Saved data entries:
+-------+

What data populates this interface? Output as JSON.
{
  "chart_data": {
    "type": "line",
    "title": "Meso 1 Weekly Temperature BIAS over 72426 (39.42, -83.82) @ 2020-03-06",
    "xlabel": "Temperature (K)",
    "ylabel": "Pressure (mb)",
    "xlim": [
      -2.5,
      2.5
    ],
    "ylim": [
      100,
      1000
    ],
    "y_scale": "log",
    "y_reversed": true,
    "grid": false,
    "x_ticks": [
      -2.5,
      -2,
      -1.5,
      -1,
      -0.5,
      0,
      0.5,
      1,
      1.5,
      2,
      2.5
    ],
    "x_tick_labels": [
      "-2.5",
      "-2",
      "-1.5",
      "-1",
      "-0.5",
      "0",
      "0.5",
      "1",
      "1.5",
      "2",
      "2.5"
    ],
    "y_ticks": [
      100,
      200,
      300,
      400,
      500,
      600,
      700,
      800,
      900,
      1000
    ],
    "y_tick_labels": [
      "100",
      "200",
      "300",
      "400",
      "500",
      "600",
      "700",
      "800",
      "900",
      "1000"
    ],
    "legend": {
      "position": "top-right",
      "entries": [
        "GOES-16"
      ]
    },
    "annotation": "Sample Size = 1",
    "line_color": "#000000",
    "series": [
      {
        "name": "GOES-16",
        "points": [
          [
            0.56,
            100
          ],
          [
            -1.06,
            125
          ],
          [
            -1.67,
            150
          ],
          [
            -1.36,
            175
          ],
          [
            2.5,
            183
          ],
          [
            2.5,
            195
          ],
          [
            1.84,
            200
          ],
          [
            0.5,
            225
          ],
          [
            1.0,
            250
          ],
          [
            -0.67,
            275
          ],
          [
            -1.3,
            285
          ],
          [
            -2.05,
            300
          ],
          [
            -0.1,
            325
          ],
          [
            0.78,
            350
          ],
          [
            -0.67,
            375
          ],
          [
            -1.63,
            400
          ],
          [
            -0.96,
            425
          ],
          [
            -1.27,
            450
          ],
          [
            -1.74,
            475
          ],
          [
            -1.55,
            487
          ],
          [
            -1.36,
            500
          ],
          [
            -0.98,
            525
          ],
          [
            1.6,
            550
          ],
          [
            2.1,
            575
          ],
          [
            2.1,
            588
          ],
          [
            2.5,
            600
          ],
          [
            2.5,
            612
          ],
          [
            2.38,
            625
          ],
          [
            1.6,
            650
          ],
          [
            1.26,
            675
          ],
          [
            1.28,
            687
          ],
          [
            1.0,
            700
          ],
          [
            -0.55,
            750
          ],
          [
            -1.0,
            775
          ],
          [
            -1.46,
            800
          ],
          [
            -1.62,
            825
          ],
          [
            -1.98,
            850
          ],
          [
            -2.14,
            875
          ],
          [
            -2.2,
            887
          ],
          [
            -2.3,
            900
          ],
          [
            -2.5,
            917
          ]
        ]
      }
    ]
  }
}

+-------+

Transcribe the whole listing with nothing added or left out.

EXERCISE OUTPUT
What data populates this interface? Output as JSON.
{
  "chart_data": {
    "type": "line",
    "title": "Meso 1 Weekly Temperature BIAS over 72426 (39.42, -83.82) @ 2020-03-06",
    "xlabel": "Temperature (K)",
    "ylabel": "Pressure (mb)",
    "xlim": [
      -2.5,
      2.5
    ],
    "ylim": [
      100,
      1000
    ],
    "y_scale": "log",
    "y_reversed": true,
    "grid": false,
    "x_ticks": [
      -2.5,
      -2,
      -1.5,
      -1,
      -0.5,
      0,
      0.5,
      1,
      1.5,
      2,
      2.5
    ],
    "x_tick_labels": [
      "-2.5",
      "-2",
      "-1.5",
      "-1",
      "-0.5",
      "0",
      "0.5",
      "1",
      "1.5",
      "2",
      "2.5"
    ],
    "y_ticks": [
      100,
      200,
      300,
      400,
      500,
      600,
      700,
      800,
      900,
      1000
    ],
    "y_tick_labels": [
      "100",
      "200",
      "300",
      "400",
      "500",
      "600",
      "700",
      "800",
      "900",
      "1000"
    ],
    "legend": {
      "position": "top-right",
      "entries": [
        "GOES-16"
      ]
    },
    "annotation": "Sample Size = 1",
    "line_color": "#000000",
    "series": [
      {
        "name": "GOES-16",
        "points": [
          [
            0.56,
            100
          ],
          [
            -1.06,
            125
          ],
          [
            -1.67,
            150
          ],
          [
            -1.36,
            175
          ],
          [
            2.5,
            183
          ],
          [
            2.5,
            195
          ],
          [
            1.84,
            200
          ],
          [
            0.5,
            225
          ],
          [
            1.0,
            250
          ],
          [
            -0.67,
            275
          ],
          [
            -1.3,
            285
          ],
          [
            -2.05,
            300
          ],
          [
            -0.1,
            325
          ],
          [
            0.78,
            350
          ],
          [
            -0.67,
            375
          ],
          [
            -1.63,
            400
          ],
          [
            -0.96,
            425
          ],
          [
            -1.27,
            450
          ],
          [
            -1.74,
            475
          ],
          [
            -1.55,
            487
          ],
          [
            -1.36,
            500
          ],
          [
            -0.98,
            525
          ],
          [
            1.6,
            550
          ],
          [
            2.1,
            575
          ],
          [
            2.1,
            588
          ],
          [
            2.5,
            600
          ],
          [
            2.5,
            612
          ],
          [
            2.38,
            625
          ],
          [
            1.6,
            650
          ],
          [
            1.26,
            675
          ],
          [
            1.28,
            687
          ],
          [
            1.0,
            700
          ],
          [
            -0.55,
            750
          ],
          [
            -1.0,
            775
          ],
          [
            -1.46,
            800
          ],
          [
            -1.62,
            825
          ],
          [
            -1.98,
            850
          ],
          [
            -2.14,
            875
          ],
          [
            -2.2,
            887
          ],
          [
            -2.3,
            900
          ],
          [
            -2.5,
            917
          ]
        ]
      }
    ]
  }
}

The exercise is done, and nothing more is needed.